**Written request:** Reproduce the items that follow word for word, from their first line through the line containing "tick-label-x: 19:30 — [127, 382, 156, 393]".

**Task material:**
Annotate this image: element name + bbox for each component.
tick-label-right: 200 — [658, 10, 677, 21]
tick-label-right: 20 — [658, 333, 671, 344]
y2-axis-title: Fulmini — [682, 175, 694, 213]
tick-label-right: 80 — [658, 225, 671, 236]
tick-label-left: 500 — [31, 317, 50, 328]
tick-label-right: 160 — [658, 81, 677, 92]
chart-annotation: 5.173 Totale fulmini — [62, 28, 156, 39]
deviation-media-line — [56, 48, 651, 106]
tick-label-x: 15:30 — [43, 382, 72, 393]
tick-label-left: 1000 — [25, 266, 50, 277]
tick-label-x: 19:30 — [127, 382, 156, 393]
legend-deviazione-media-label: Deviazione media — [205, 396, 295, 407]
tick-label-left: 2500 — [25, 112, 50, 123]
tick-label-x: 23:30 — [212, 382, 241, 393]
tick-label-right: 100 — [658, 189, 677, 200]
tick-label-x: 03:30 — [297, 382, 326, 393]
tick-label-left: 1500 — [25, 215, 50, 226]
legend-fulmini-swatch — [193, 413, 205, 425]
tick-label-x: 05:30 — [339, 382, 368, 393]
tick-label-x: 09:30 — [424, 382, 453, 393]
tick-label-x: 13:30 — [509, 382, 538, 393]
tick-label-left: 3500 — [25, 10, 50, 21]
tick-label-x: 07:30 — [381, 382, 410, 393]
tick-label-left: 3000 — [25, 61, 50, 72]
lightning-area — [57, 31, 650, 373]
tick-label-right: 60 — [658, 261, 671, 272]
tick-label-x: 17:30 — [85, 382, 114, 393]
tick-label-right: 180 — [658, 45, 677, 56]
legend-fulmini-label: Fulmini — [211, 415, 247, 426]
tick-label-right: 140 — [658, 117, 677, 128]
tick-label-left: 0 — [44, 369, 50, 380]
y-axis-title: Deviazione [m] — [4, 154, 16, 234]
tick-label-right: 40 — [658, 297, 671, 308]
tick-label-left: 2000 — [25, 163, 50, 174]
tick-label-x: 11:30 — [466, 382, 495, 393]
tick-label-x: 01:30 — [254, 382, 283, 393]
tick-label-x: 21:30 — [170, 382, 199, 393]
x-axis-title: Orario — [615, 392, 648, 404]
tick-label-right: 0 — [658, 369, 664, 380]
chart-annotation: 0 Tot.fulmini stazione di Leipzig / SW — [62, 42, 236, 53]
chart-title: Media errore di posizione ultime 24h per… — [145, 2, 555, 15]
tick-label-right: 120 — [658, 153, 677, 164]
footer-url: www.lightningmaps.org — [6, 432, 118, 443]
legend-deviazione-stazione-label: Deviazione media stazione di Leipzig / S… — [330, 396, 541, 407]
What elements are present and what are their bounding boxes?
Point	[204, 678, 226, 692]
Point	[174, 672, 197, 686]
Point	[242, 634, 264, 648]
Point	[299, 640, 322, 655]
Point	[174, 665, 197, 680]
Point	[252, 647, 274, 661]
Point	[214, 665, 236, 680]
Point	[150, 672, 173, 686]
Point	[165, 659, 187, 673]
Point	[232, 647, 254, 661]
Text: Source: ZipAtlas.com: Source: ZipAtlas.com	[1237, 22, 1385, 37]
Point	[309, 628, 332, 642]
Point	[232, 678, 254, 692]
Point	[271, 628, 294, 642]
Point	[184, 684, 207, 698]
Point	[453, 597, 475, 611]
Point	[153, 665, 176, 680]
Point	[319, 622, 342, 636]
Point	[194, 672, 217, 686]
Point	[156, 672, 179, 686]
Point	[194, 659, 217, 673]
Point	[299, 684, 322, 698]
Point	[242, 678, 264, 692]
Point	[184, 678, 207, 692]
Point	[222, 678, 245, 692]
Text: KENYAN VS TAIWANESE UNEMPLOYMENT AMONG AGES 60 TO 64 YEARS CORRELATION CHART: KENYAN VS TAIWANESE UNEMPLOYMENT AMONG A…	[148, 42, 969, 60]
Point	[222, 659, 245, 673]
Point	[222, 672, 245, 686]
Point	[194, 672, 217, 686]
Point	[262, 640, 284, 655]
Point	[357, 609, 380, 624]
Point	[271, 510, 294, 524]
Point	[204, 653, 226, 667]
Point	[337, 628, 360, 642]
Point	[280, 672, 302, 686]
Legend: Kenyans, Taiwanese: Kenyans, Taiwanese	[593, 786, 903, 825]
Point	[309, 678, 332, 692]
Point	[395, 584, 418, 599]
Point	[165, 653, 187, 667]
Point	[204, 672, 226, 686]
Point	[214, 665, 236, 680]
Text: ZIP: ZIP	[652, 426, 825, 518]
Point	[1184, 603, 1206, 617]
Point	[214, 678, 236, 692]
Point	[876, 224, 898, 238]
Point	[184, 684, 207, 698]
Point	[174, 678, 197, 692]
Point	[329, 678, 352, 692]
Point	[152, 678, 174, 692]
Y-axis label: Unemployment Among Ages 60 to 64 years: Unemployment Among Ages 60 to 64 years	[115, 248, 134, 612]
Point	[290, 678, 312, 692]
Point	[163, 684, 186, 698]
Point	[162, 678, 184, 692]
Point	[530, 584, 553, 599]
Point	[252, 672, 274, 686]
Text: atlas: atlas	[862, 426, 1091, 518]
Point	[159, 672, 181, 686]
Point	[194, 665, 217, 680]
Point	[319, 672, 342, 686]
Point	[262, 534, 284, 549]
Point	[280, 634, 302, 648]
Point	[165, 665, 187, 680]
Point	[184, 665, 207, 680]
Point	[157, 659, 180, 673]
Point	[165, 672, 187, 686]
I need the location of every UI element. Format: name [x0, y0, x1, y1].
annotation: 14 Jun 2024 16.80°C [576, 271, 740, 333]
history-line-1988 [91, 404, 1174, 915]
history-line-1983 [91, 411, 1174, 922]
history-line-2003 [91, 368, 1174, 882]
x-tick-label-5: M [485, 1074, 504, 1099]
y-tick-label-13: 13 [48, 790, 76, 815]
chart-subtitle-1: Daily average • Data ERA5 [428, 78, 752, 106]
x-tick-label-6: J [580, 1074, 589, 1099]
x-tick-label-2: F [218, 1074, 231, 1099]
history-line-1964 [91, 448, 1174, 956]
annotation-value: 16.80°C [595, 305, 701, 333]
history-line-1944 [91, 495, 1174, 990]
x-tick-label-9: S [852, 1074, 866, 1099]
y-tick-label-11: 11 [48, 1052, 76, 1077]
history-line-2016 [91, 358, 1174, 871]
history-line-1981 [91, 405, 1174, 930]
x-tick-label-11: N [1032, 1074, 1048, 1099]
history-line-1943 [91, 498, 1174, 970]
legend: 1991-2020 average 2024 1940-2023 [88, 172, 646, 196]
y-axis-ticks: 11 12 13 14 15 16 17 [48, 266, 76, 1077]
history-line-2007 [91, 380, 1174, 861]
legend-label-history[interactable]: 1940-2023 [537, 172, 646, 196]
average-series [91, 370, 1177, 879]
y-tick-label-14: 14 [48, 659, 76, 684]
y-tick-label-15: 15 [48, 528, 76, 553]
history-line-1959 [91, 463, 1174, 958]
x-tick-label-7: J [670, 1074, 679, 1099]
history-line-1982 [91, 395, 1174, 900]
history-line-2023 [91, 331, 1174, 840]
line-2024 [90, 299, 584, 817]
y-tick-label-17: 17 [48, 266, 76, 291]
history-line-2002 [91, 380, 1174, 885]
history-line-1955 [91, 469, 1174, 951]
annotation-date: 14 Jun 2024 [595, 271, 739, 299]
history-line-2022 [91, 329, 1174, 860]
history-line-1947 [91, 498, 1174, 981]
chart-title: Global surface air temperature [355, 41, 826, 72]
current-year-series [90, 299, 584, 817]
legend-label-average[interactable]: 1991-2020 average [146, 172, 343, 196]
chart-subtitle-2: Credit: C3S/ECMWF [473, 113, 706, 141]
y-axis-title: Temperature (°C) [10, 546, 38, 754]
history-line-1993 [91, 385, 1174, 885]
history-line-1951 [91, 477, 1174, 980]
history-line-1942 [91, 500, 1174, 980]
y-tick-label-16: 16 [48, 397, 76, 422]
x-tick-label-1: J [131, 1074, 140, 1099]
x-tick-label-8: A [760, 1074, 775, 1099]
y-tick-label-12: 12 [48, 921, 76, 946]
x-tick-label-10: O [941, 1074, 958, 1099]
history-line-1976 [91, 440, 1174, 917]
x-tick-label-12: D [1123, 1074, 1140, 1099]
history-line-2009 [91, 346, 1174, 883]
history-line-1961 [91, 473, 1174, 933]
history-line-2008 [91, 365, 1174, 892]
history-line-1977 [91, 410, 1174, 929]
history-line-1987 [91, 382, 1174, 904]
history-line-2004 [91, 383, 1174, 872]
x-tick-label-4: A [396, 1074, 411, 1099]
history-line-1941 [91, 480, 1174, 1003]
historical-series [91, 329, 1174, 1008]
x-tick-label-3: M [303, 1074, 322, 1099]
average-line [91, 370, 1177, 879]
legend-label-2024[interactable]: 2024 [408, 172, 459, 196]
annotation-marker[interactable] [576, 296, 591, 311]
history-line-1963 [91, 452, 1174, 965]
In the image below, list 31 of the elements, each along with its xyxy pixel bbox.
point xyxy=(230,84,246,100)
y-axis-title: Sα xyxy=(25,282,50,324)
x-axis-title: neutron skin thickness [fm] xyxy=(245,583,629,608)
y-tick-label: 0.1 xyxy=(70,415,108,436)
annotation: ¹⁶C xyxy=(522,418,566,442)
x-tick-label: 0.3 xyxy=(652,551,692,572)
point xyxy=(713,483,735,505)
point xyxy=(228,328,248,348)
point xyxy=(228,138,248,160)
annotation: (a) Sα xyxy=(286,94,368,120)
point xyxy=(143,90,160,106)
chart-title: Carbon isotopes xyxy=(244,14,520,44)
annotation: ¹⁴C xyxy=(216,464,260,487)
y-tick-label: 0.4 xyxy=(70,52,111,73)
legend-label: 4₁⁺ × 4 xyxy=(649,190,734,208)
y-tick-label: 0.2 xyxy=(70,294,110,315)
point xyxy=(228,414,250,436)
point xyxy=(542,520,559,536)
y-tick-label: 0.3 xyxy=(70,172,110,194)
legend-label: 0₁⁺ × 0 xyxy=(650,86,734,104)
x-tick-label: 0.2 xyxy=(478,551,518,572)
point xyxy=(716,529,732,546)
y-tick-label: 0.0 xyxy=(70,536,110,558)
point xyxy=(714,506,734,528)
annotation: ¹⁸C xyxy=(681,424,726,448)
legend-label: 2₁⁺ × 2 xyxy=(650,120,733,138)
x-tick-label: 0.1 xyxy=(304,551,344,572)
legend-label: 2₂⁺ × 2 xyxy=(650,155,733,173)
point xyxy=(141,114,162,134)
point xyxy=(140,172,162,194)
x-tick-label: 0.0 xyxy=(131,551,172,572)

**Task output:**
Annotate this image: element name + bbox for each component.
tick-label-right: 200 — [658, 10, 677, 21]
tick-label-right: 20 — [658, 333, 671, 344]
y2-axis-title: Fulmini — [682, 175, 694, 213]
tick-label-right: 80 — [658, 225, 671, 236]
tick-label-left: 500 — [31, 317, 50, 328]
tick-label-right: 160 — [658, 81, 677, 92]
chart-annotation: 5.173 Totale fulmini — [62, 28, 156, 39]
deviation-media-line — [56, 48, 651, 106]
tick-label-x: 15:30 — [43, 382, 72, 393]
tick-label-left: 1000 — [25, 266, 50, 277]
tick-label-x: 19:30 — [127, 382, 156, 393]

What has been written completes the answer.